Série d'exercices:
1. Recopiez à l'identique le passage de l'extrait qui commence aux mots « Guillaume Vincent mène » et s'arrête après les mots « Songes et Métamorphoses. ».
2. Relevez tous les noms de personnes et de figures mythologiques cités dans l'extrait.

Extrait source:
« Songes et métamorphoses »

Les grotesques et sublimes Métamorphoses de Guillaume Vincent.

 

Guillaume Vincent mène le public de l’Odéon dans les dédales d’une forêt renversante où derrière chaque arbre – pailleté ou menaçant – se cachent les formes hybrides et fascinantes du Théâtre. Du Songe d’une nuit d’été aux Métamorphoses d’Ovide, de ces ramures entremêlées palpitent la sève et le désir pour ce monstre théâtral aux mille visages. Avec son excellente équipe de comédiens, le metteur en scène tisse une pièce fulgurante où la perception du temps et de l’espace s’effrite, nous perdant avec délice dans la féérie et la violence de ces Songes et Métamorphoses. 

© Elizabeth Carecchio

Afin de prévenir des hallucinations et tours de passe-passe à venir, Guillaume Vincent écrit un immense prologue à la mode shakespearienne: Les Métamorphose. S’inspirant des Métamorphoses d’Ovide, cette première partie se déplace avec fougue et sans retenue du spectacle musical au théâtre scolaire, de la performance au fait divers, du milieu carcéral au théâtre d’improvisation, du mythe au contemporain, de l’effroi au burlesque, du plaisir au désir, de la magie à la jubilation de rêver ensemble. Ainsi, tel Argus et ses cent yeux, Songes et Métamorphoses se pare de multiples personnalités, d’un ramage schizophrène et imprévisible.

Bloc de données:
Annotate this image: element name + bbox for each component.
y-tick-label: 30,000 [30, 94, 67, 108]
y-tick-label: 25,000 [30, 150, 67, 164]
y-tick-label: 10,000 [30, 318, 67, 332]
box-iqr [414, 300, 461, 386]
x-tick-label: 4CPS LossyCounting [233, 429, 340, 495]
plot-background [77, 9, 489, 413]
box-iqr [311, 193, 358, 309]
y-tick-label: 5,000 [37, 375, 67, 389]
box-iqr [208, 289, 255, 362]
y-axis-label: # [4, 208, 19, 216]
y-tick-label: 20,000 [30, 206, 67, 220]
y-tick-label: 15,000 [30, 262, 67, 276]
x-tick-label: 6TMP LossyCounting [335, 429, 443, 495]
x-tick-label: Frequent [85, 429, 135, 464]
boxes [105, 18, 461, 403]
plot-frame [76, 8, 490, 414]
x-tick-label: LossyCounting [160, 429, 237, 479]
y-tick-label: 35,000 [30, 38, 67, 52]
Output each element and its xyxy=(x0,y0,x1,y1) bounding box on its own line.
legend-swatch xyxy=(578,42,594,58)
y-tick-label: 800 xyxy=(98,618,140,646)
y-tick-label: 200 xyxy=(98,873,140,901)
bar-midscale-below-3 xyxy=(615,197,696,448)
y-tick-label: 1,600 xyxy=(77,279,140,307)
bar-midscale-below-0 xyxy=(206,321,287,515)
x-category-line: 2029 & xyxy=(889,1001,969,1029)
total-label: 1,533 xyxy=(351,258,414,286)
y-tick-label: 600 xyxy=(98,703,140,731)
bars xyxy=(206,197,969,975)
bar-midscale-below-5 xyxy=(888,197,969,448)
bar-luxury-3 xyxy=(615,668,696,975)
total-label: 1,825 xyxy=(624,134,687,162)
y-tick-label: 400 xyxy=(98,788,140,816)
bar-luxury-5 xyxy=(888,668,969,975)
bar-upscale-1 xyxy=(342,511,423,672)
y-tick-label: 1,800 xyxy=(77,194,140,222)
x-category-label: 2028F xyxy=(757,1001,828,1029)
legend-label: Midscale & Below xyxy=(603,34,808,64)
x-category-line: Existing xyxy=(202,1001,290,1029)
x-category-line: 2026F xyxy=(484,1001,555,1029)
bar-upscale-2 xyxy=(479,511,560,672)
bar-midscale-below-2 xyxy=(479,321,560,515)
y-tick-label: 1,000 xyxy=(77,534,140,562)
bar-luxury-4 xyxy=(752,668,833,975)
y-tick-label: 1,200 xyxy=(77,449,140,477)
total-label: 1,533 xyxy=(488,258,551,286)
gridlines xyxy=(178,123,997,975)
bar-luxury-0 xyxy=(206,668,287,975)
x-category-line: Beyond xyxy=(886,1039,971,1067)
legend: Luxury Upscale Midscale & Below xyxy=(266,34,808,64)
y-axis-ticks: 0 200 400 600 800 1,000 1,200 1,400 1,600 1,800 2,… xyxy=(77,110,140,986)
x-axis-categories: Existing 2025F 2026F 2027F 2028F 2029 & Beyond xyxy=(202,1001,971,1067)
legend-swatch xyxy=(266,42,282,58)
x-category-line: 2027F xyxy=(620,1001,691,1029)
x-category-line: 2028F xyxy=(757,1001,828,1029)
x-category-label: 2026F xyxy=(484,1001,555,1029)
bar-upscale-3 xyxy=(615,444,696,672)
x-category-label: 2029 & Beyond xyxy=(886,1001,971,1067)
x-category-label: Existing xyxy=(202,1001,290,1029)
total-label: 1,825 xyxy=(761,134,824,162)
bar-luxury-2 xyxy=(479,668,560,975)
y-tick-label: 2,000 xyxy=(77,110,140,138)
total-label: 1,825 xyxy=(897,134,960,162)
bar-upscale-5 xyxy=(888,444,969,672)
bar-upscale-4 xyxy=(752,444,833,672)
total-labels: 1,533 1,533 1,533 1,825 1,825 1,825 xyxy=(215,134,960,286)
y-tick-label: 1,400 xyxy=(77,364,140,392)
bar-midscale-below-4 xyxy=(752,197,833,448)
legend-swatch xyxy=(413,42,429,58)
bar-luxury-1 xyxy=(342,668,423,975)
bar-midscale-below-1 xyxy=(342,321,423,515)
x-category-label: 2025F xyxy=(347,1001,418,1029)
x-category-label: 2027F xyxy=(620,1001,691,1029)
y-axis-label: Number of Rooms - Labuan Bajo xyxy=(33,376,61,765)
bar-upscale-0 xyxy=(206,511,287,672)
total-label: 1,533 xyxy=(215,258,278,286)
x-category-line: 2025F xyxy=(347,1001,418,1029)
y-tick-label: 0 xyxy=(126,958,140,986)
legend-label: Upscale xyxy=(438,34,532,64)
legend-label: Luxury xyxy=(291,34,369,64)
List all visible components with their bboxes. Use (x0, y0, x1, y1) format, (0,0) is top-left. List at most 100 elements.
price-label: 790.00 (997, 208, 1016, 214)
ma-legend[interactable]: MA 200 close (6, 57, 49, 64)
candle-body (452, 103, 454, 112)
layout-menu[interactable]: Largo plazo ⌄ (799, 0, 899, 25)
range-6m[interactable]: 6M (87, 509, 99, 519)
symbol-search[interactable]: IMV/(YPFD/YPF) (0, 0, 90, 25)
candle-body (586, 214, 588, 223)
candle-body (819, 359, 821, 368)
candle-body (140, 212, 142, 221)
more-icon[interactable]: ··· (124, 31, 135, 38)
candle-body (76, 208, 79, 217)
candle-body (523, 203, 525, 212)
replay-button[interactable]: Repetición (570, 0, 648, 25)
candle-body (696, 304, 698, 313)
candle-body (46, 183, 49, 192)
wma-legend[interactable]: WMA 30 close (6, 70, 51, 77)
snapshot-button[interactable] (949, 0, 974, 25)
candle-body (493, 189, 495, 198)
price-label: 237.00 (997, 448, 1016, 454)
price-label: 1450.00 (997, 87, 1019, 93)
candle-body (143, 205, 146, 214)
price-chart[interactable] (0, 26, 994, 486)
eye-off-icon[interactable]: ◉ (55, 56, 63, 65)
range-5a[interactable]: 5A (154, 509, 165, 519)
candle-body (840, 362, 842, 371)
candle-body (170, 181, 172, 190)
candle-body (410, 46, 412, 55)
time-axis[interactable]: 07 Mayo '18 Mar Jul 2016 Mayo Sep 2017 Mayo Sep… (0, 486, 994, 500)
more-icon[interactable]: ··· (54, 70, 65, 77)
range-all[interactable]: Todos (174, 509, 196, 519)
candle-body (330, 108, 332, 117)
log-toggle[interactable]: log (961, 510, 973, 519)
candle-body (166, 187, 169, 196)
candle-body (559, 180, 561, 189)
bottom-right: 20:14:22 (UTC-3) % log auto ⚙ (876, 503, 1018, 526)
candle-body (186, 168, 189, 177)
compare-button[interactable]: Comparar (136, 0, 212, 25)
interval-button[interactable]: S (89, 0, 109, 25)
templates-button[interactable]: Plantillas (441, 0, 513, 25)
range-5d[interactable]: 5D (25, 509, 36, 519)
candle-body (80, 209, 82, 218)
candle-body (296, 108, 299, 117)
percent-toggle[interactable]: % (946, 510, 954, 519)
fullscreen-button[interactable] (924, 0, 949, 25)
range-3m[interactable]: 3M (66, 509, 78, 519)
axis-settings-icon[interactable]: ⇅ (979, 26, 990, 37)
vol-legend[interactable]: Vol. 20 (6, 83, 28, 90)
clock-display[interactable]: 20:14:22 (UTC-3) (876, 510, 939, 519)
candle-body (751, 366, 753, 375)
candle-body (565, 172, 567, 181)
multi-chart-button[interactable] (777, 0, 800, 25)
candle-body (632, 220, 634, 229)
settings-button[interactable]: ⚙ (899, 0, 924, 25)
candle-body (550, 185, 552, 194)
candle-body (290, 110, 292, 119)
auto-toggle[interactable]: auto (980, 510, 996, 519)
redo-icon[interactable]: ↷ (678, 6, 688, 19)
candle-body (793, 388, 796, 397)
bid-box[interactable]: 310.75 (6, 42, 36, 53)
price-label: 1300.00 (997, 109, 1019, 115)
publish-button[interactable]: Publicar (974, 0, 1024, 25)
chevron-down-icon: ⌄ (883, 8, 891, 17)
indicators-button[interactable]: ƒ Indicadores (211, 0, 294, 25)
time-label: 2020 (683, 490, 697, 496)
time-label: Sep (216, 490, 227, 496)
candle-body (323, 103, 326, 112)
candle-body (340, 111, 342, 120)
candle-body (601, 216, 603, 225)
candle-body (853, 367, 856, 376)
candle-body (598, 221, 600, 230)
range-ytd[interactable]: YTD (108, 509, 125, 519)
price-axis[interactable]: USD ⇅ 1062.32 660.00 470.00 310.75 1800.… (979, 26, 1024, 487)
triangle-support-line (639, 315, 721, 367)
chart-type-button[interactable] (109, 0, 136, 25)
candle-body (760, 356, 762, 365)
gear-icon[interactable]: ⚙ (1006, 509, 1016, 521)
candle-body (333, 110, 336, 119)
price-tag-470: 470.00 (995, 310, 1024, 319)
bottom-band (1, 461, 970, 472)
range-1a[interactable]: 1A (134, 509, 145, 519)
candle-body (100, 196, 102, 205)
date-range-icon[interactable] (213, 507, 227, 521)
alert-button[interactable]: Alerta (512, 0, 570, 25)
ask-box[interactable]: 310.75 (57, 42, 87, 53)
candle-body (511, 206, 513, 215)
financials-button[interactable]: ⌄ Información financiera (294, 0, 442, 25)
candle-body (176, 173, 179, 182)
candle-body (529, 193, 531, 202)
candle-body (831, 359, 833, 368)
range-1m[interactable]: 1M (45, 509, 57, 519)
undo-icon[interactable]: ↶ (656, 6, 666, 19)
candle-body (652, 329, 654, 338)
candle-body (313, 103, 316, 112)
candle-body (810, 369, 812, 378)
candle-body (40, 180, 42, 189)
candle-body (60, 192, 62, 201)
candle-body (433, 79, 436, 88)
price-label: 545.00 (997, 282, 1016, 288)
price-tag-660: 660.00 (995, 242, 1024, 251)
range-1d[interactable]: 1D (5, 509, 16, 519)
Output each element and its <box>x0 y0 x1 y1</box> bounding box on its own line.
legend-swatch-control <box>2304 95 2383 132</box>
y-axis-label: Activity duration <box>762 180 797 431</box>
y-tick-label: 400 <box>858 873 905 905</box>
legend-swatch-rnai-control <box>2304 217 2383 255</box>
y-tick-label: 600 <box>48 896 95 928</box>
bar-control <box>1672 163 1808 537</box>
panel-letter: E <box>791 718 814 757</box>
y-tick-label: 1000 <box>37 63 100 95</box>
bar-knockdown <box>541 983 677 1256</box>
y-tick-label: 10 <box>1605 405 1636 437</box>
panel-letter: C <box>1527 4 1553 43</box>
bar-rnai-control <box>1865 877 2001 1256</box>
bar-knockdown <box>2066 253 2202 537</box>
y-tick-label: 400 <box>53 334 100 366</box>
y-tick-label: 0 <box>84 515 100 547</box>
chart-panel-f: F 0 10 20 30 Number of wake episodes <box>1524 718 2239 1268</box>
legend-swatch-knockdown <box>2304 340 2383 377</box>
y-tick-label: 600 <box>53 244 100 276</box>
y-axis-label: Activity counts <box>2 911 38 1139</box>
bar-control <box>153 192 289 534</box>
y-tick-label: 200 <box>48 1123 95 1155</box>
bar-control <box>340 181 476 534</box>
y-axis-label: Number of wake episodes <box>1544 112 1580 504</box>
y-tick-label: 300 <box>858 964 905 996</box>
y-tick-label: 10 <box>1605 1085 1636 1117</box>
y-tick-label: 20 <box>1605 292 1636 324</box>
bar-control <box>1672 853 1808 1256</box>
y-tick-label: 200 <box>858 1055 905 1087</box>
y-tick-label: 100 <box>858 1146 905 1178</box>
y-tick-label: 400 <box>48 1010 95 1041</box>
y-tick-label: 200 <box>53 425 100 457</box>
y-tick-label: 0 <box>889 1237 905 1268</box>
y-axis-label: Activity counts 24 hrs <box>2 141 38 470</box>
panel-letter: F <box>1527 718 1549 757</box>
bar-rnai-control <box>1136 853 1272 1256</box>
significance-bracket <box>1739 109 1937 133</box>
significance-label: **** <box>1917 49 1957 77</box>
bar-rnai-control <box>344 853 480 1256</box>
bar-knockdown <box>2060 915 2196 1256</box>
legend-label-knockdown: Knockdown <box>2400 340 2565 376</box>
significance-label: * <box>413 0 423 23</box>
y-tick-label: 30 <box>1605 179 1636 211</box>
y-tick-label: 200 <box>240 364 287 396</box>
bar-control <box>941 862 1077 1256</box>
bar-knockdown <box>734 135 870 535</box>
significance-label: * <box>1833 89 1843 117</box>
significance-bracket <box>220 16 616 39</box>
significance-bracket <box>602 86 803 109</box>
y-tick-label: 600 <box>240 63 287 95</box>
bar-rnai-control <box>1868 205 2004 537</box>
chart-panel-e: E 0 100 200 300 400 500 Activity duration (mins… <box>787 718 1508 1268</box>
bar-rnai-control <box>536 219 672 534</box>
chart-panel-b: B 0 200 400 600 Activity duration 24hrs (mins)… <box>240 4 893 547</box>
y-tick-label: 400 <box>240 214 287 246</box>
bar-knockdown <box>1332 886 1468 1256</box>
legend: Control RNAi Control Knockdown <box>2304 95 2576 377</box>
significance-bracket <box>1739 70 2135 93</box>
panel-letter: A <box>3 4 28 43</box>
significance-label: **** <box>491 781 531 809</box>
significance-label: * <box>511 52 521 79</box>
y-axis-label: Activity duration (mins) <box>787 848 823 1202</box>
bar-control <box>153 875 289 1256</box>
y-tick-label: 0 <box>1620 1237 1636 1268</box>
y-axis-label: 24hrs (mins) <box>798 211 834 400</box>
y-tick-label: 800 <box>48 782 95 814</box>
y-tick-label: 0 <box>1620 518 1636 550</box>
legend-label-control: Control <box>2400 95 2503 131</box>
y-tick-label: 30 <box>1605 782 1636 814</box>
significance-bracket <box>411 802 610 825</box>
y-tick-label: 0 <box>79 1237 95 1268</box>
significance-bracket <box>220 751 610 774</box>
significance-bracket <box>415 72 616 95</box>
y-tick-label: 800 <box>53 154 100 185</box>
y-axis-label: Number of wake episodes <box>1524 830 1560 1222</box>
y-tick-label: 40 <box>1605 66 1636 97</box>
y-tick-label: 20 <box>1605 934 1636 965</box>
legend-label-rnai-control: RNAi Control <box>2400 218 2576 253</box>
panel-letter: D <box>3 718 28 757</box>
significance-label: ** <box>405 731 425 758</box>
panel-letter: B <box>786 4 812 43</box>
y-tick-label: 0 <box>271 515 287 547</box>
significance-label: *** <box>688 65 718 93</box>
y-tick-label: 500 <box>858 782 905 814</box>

Liste des réponses:
1.
Guillaume Vincent mène le public de l’Odéon dans les dédales d’une forêt renversante où derrière chaque arbre – pailleté ou menaçant – se cachent les formes hybrides et fascinantes du Théâtre. Du Songe d’une nuit d’été aux Métamorphoses d’Ovide, de ces ramures entremêlées palpitent la sève et le désir pour ce monstre théâtral aux mille visages. Avec son excellente équipe de comédiens, le metteur en scène tisse une pièce fulgurante où la perception du temps et de l’espace s’effrite, nous perdant avec délice dans la féérie et la violence de ces Songes et Métamorphoses.

2. Guillaume Vincent, Ovide, Elizabeth Carecchio, Argus